- SHORT TASK -
Check each line below for the word "Tauſin", and copy those that have it.

>>>>>

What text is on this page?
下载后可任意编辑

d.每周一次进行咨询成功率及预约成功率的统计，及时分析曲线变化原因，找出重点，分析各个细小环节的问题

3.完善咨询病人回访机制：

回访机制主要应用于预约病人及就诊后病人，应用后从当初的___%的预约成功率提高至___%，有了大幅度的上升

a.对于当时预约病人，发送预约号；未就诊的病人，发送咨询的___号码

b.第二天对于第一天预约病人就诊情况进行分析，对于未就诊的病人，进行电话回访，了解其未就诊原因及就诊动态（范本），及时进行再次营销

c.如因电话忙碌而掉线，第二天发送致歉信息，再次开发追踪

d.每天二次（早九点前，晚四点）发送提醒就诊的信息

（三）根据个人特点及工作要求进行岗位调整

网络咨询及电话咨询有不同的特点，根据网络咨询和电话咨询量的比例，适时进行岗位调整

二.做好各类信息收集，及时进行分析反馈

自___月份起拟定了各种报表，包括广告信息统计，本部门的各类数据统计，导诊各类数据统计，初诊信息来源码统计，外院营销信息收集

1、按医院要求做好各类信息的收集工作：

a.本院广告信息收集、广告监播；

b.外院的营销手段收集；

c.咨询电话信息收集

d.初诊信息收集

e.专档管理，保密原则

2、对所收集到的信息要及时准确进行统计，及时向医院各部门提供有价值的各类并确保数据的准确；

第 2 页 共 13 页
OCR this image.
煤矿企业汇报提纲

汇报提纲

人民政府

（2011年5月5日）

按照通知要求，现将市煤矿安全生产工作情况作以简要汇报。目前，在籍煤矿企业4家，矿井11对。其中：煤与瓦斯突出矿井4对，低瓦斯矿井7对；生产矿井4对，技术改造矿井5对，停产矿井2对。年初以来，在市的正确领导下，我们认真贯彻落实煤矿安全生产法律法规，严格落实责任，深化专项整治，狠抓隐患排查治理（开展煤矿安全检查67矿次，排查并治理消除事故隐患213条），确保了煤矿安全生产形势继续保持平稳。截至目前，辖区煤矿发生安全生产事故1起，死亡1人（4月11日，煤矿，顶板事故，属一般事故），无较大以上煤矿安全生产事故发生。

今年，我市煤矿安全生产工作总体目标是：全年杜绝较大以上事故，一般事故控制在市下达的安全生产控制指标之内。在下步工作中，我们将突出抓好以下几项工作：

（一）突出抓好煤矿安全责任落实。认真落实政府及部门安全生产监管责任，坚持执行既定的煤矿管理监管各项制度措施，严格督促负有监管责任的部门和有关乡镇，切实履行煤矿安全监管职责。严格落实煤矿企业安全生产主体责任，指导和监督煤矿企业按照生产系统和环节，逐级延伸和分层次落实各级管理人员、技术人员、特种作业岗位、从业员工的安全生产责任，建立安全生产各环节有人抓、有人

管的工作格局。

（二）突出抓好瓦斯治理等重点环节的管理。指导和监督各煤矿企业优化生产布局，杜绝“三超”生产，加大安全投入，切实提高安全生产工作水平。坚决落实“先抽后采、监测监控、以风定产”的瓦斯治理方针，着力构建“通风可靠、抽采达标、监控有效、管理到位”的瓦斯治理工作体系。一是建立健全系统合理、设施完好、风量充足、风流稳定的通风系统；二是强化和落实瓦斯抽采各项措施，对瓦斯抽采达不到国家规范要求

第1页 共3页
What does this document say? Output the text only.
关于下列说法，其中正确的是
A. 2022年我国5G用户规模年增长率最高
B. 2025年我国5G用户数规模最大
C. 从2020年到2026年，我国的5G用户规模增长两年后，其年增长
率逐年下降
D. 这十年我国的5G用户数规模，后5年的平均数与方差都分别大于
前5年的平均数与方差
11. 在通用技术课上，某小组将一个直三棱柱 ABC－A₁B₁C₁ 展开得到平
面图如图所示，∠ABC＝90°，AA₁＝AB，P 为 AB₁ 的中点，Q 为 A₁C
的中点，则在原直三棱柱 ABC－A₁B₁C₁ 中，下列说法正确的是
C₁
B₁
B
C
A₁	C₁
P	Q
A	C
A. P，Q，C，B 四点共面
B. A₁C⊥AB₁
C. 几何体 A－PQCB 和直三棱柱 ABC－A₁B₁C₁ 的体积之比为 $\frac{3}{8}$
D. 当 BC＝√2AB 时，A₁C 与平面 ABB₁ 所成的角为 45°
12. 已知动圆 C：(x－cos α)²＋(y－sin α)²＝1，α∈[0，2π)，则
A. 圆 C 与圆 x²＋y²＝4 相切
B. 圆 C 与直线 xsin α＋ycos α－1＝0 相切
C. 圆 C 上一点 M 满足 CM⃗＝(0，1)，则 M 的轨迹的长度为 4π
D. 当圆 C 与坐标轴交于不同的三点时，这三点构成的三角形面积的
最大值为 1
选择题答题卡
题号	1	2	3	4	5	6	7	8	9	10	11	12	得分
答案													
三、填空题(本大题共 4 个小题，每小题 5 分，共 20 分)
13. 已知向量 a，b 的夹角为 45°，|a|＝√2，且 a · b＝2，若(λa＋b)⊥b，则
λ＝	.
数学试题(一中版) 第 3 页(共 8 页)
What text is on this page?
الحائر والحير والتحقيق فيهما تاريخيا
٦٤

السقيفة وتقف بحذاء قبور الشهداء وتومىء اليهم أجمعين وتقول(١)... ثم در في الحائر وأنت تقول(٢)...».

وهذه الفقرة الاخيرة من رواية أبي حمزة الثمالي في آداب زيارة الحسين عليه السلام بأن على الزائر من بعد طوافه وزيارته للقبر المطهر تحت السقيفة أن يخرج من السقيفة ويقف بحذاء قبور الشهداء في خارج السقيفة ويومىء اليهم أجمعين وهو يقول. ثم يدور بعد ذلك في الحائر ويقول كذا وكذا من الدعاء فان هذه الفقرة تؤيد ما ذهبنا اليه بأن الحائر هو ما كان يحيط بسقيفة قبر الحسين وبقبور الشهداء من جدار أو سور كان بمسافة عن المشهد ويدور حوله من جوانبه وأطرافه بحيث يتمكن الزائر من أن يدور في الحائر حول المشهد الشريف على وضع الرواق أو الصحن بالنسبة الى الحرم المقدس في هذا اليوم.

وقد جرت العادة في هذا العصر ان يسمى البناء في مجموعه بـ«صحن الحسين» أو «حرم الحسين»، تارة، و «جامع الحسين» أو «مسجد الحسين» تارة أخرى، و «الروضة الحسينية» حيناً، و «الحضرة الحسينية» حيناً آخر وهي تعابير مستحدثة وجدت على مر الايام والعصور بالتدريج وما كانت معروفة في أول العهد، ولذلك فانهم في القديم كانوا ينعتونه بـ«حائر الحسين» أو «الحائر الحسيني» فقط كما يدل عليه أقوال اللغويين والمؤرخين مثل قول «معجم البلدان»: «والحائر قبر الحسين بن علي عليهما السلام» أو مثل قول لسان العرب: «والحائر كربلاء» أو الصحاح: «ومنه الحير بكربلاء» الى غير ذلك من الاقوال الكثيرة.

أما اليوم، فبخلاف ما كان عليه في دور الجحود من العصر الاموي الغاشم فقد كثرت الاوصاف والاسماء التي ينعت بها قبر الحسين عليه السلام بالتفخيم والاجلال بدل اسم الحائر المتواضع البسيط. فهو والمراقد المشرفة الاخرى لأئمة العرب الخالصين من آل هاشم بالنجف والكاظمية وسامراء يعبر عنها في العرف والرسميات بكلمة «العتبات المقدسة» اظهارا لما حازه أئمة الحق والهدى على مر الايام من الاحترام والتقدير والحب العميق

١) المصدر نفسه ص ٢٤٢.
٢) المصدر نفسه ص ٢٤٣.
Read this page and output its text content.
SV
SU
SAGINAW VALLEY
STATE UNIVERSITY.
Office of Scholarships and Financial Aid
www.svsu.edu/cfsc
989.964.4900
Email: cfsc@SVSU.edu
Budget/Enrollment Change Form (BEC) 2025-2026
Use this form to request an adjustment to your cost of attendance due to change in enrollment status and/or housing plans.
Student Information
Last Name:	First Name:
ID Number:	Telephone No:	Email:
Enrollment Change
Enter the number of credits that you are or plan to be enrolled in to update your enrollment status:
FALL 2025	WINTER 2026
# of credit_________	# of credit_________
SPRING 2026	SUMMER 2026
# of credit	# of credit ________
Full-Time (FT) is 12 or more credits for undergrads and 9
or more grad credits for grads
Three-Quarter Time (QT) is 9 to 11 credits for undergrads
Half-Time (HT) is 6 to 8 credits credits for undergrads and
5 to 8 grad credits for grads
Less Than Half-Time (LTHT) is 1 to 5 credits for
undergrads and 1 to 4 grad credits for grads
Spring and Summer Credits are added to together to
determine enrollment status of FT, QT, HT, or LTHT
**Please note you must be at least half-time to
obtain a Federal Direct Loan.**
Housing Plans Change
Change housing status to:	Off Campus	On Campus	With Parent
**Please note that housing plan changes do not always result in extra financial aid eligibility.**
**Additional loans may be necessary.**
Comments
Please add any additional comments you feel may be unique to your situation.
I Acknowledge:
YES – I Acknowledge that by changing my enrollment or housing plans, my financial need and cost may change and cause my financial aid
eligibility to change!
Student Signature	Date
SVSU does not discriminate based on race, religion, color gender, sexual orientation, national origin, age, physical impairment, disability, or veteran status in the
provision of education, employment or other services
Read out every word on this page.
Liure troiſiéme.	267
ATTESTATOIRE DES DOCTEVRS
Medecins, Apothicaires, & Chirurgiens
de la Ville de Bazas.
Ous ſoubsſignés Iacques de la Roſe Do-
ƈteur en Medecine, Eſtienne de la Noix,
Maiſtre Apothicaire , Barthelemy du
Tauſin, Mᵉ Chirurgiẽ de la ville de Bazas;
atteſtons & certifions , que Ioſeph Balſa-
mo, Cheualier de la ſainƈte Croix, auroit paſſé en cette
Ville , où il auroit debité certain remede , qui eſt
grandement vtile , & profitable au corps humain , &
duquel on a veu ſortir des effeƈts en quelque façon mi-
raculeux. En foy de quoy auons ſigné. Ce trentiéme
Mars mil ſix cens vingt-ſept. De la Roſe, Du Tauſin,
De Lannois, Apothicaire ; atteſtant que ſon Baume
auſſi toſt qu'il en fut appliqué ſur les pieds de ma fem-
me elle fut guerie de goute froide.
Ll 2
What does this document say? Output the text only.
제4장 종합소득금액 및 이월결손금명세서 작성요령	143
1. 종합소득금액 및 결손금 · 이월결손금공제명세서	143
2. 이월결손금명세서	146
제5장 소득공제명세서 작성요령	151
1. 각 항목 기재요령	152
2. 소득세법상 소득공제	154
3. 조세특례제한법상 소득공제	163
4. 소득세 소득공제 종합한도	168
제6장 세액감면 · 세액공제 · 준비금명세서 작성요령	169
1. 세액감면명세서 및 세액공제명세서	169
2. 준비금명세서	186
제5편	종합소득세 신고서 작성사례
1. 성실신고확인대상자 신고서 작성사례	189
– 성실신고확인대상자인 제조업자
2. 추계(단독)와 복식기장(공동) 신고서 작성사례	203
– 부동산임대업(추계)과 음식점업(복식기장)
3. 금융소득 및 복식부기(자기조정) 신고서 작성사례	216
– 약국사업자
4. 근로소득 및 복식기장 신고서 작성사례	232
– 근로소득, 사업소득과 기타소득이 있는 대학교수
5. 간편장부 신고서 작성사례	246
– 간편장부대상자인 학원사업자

<<<<<

- SOLUTION TO THE EXERCISE -
Tauſin, Mᵉ Chirurgiẽ de la ville de Bazas;
Mars mil ſix cens vingt-ſept. De la Roſe, Du Tauſin,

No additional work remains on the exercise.